→ PROBLEM STATEMENT: All the data below goes into the copy word for word, but the pictures don't.

→ LISTING:
+ + + +

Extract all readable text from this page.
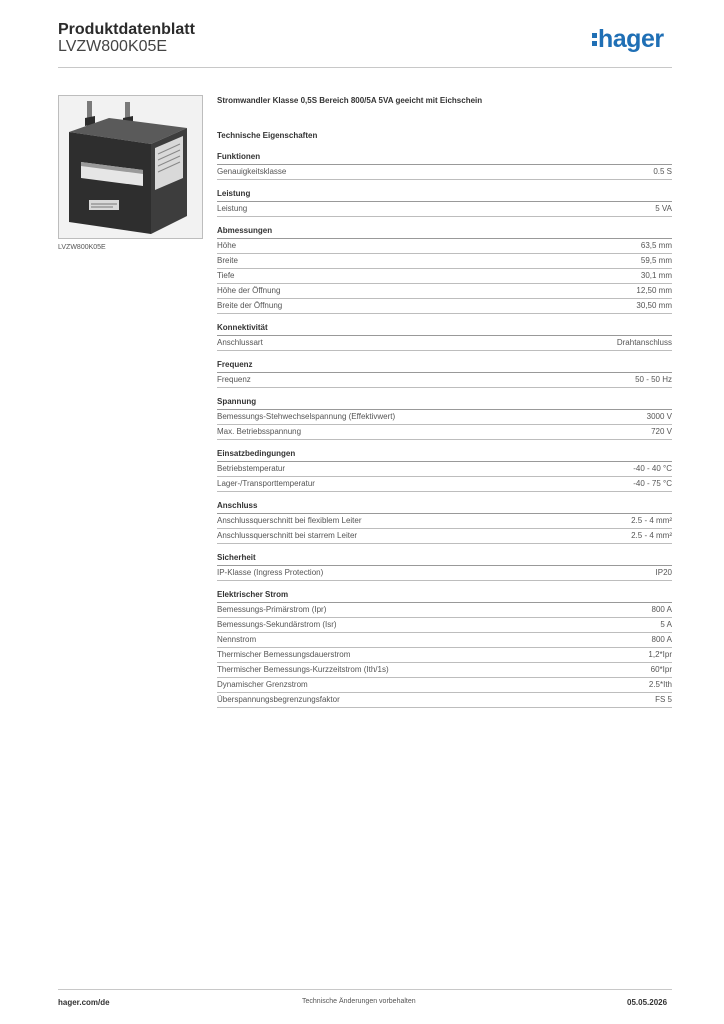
Produktdatenblatt
LVZW800K05E	hager
LVZW800K05E
Stromwandler Klasse 0,5S Bereich 800/5A 5VA geeicht mit Eichschein
Technische Eigenschaften
Funktionen
Genauigkeitsklasse	0.5 S
Leistung
Leistung	5 VA
Abmessungen
Höhe	63,5 mm
Breite	59,5 mm
Tiefe	30,1 mm
Höhe der Öffnung	12,50 mm
Breite der Öffnung	30,50 mm
Konnektivität
Anschlussart	Drahtanschluss
Frequenz
Frequenz	50 - 50 Hz
Spannung
Bemessungs-Stehwechselspannung (Effektivwert)	3000 V
Max. Betriebsspannung	720 V
Einsatzbedingungen
Betriebstemperatur	-40 - 40 °C
Lager-/Transporttemperatur	-40 - 75 °C
Anschluss
Anschlussquerschnitt bei flexiblem Leiter	2.5 - 4 mm²
Anschlussquerschnitt bei starrem Leiter	2.5 - 4 mm²
Sicherheit
IP-Klasse (Ingress Protection)	IP20
Elektrischer Strom
Bemessungs-Primärstrom (Ipr)	800 A
Bemessungs-Sekundärstrom (Isr)	5 A
Nennstrom	800 A
Thermischer Bemessungsdauerstrom	1,2*Ipr
Thermischer Bemessungs-Kurzzeitstrom (Ith/1s)	60*Ipr
Dynamischer Grenzstrom	2.5*Ith
Überspannungsbegrenzungsfaktor	FS 5
hager.com/de	Technische Änderungen vorbehalten	05.05.2026
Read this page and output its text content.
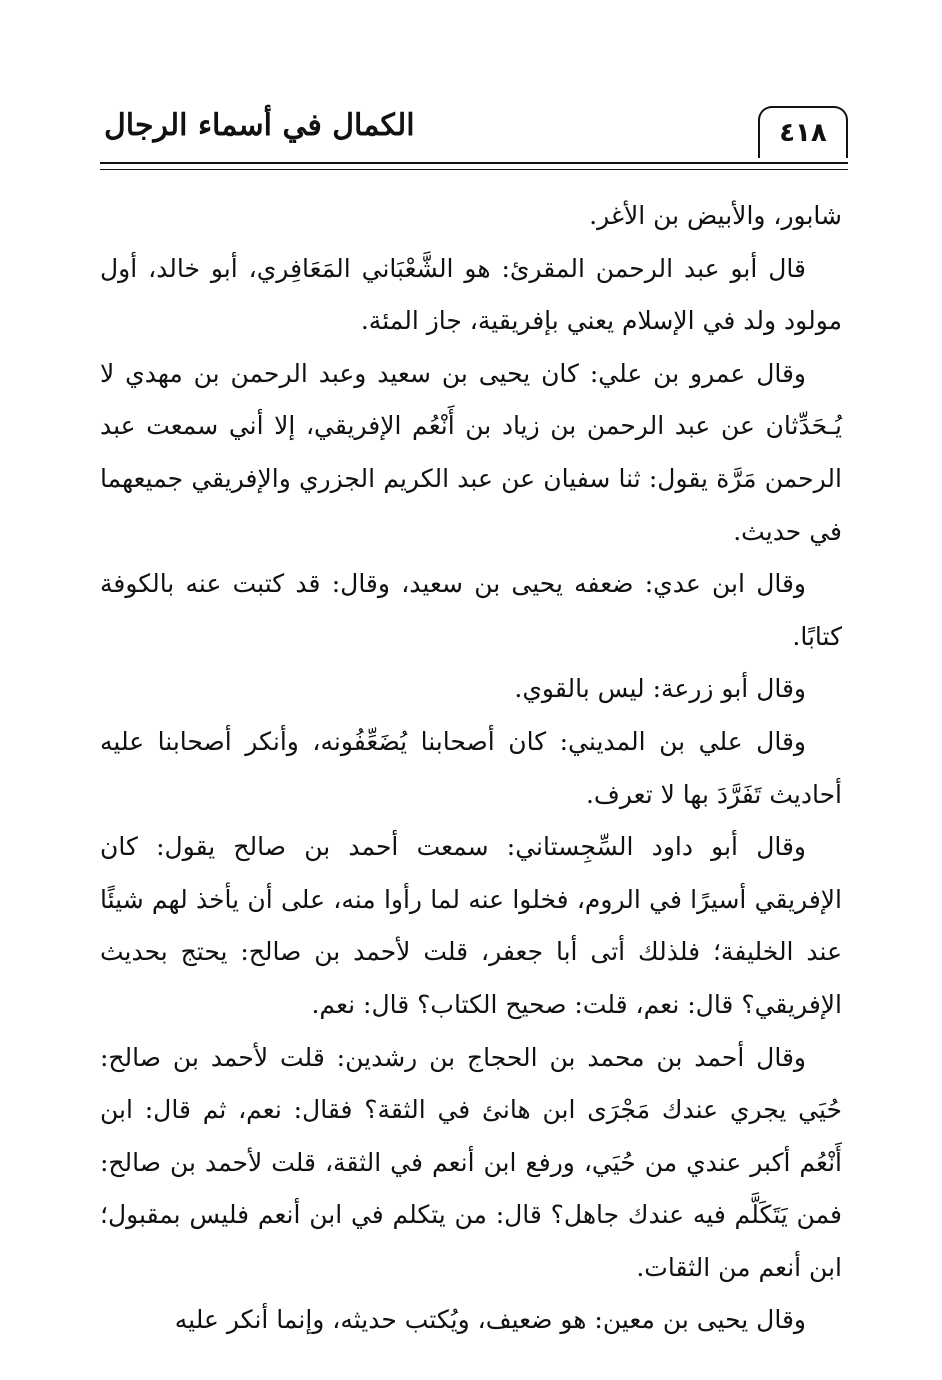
الكمال في أسماء الرجال	٤١٨

شابور، والأبيض بن الأغر.

قال أبو عبد الرحمن المقرئ: هو الشَّعْبَاني المَعَافِري، أبو خالد، أول مولود ولد في الإسلام يعني بإفريقية، جاز المئة.

وقال عمرو بن علي: كان يحيى بن سعيد وعبد الرحمن بن مهدي لا يُـحَدِّثان عن عبد الرحمن بن زياد بن أَنْعُم الإفريقي، إلا أني سمعت عبد الرحمن مَرَّة يقول: ثنا سفيان عن عبد الكريم الجزري والإفريقي جميعهما في حديث.

وقال ابن عدي: ضعفه يحيى بن سعيد، وقال: قد كتبت عنه بالكوفة كتابًا.

وقال أبو زرعة: ليس بالقوي.

وقال علي بن المديني: كان أصحابنا يُضَعِّفُونه، وأنكر أصحابنا عليه أحاديث تَفَرَّدَ بها لا تعرف.

وقال أبو داود السِّجِستاني: سمعت أحمد بن صالح يقول: كان الإفريقي أسيرًا في الروم، فخلوا عنه لما رأوا منه، على أن يأخذ لهم شيئًا عند الخليفة؛ فلذلك أتى أبا جعفر، قلت لأحمد بن صالح: يحتج بحديث الإفريقي؟ قال: نعم، قلت: صحيح الكتاب؟ قال: نعم.

وقال أحمد بن محمد بن الحجاج بن رشدين: قلت لأحمد بن صالح: حُيَي يجري عندك مَجْرَى ابن هانئ في الثقة؟ فقال: نعم، ثم قال: ابن أَنْعُم أكبر عندي من حُيَي، ورفع ابن أنعم في الثقة، قلت لأحمد بن صالح: فمن يَتَكَلَّم فيه عندك جاهل؟ قال: من يتكلم في ابن أنعم فليس بمقبول؛ ابن أنعم من الثقات.

وقال يحيى بن معين: هو ضعيف، ويُكتب حديثه، وإنما أنكر عليه
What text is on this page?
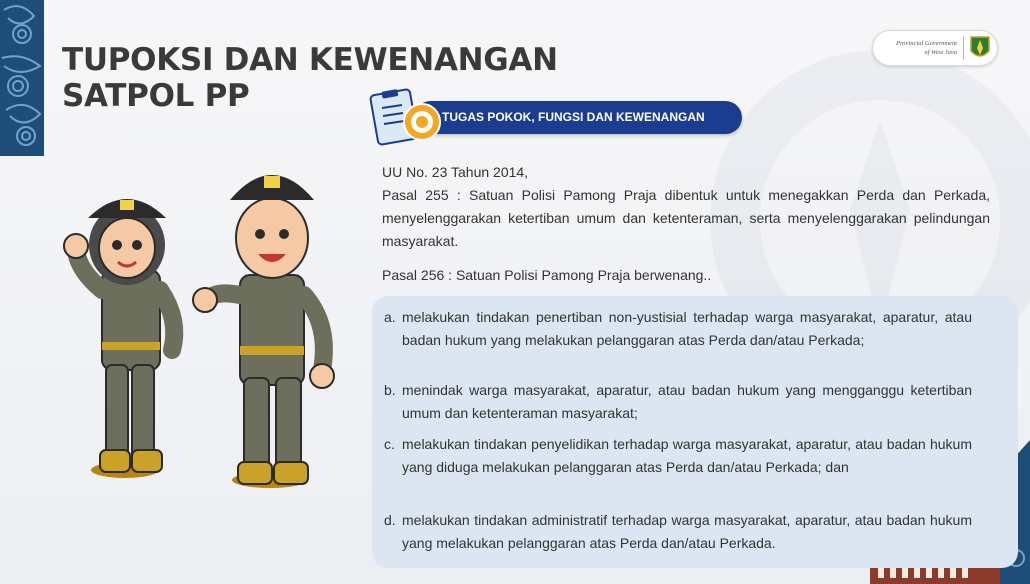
TUPOKSI DAN KEWENANGAN
SATPOL PP
Provincial Government
of West Java
TUGAS POKOK, FUNGSI DAN KEWENANGAN

UU No. 23 Tahun 2014,

Pasal 255 : Satuan Polisi Pamong Praja dibentuk untuk menegakkan Perda dan Perkada, menyelenggarakan ketertiban umum dan ketenteraman, serta menyelenggarakan pelindungan masyarakat.

Pasal 256 : Satuan Polisi Pamong Praja berwenang..

a. melakukan tindakan penertiban non-yustisial terhadap warga masyarakat, aparatur, atau badan hukum yang melakukan pelanggaran atas Perda dan/atau Perkada;
b. menindak warga masyarakat, aparatur, atau badan hukum yang mengganggu ketertiban umum dan ketenteraman masyarakat;
c. melakukan tindakan penyelidikan terhadap warga masyarakat, aparatur, atau badan hukum yang diduga melakukan pelanggaran atas Perda dan/atau Perkada; dan
d. melakukan tindakan administratif terhadap warga masyarakat, aparatur, atau badan hukum yang melakukan pelanggaran atas Perda dan/atau Perkada.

+ + + +

→ RESULT FOR THIS EXERCISE:
Extract all readable text from this page.
Produktdatenblatt
LVZW800K05E	hager
LVZW800K05E
Stromwandler Klasse 0,5S Bereich 800/5A 5VA geeicht mit Eichschein
Technische Eigenschaften
Funktionen
Genauigkeitsklasse	0.5 S
Leistung
Leistung	5 VA
Abmessungen
Höhe	63,5 mm
Breite	59,5 mm
Tiefe	30,1 mm
Höhe der Öffnung	12,50 mm
Breite der Öffnung	30,50 mm
Konnektivität
Anschlussart	Drahtanschluss
Frequenz
Frequenz	50 - 50 Hz
Spannung
Bemessungs-Stehwechselspannung (Effektivwert)	3000 V
Max. Betriebsspannung	720 V
Einsatzbedingungen
Betriebstemperatur	-40 - 40 °C
Lager-/Transporttemperatur	-40 - 75 °C
Anschluss
Anschlussquerschnitt bei flexiblem Leiter	2.5 - 4 mm²
Anschlussquerschnitt bei starrem Leiter	2.5 - 4 mm²
Sicherheit
IP-Klasse (Ingress Protection)	IP20
Elektrischer Strom
Bemessungs-Primärstrom (Ipr)	800 A
Bemessungs-Sekundärstrom (Isr)	5 A
Nennstrom	800 A
Thermischer Bemessungsdauerstrom	1,2*Ipr
Thermischer Bemessungs-Kurzzeitstrom (Ith/1s)	60*Ipr
Dynamischer Grenzstrom	2.5*Ith
Überspannungsbegrenzungsfaktor	FS 5
hager.com/de	Technische Änderungen vorbehalten	05.05.2026
Read this page and output its text content.
الكمال في أسماء الرجال	٤١٨

شابور، والأبيض بن الأغر.

قال أبو عبد الرحمن المقرئ: هو الشَّعْبَاني المَعَافِري، أبو خالد، أول مولود ولد في الإسلام يعني بإفريقية، جاز المئة.

وقال عمرو بن علي: كان يحيى بن سعيد وعبد الرحمن بن مهدي لا يُـحَدِّثان عن عبد الرحمن بن زياد بن أَنْعُم الإفريقي، إلا أني سمعت عبد الرحمن مَرَّة يقول: ثنا سفيان عن عبد الكريم الجزري والإفريقي جميعهما في حديث.

وقال ابن عدي: ضعفه يحيى بن سعيد، وقال: قد كتبت عنه بالكوفة كتابًا.

وقال أبو زرعة: ليس بالقوي.

وقال علي بن المديني: كان أصحابنا يُضَعِّفُونه، وأنكر أصحابنا عليه أحاديث تَفَرَّدَ بها لا تعرف.

وقال أبو داود السِّجِستاني: سمعت أحمد بن صالح يقول: كان الإفريقي أسيرًا في الروم، فخلوا عنه لما رأوا منه، على أن يأخذ لهم شيئًا عند الخليفة؛ فلذلك أتى أبا جعفر، قلت لأحمد بن صالح: يحتج بحديث الإفريقي؟ قال: نعم، قلت: صحيح الكتاب؟ قال: نعم.

وقال أحمد بن محمد بن الحجاج بن رشدين: قلت لأحمد بن صالح: حُيَي يجري عندك مَجْرَى ابن هانئ في الثقة؟ فقال: نعم، ثم قال: ابن أَنْعُم أكبر عندي من حُيَي، ورفع ابن أنعم في الثقة، قلت لأحمد بن صالح: فمن يَتَكَلَّم فيه عندك جاهل؟ قال: من يتكلم في ابن أنعم فليس بمقبول؛ ابن أنعم من الثقات.

وقال يحيى بن معين: هو ضعيف، ويُكتب حديثه، وإنما أنكر عليه
What text is on this page?
TUPOKSI DAN KEWENANGAN
SATPOL PP
Provincial Government
of West Java
TUGAS POKOK, FUNGSI DAN KEWENANGAN

UU No. 23 Tahun 2014,

Pasal 255 : Satuan Polisi Pamong Praja dibentuk untuk menegakkan Perda dan Perkada, menyelenggarakan ketertiban umum dan ketenteraman, serta menyelenggarakan pelindungan masyarakat.

Pasal 256 : Satuan Polisi Pamong Praja berwenang..

a. melakukan tindakan penertiban non-yustisial terhadap warga masyarakat, aparatur, atau badan hukum yang melakukan pelanggaran atas Perda dan/atau Perkada;
b. menindak warga masyarakat, aparatur, atau badan hukum yang mengganggu ketertiban umum dan ketenteraman masyarakat;
c. melakukan tindakan penyelidikan terhadap warga masyarakat, aparatur, atau badan hukum yang diduga melakukan pelanggaran atas Perda dan/atau Perkada; dan
d. melakukan tindakan administratif terhadap warga masyarakat, aparatur, atau badan hukum yang melakukan pelanggaran atas Perda dan/atau Perkada.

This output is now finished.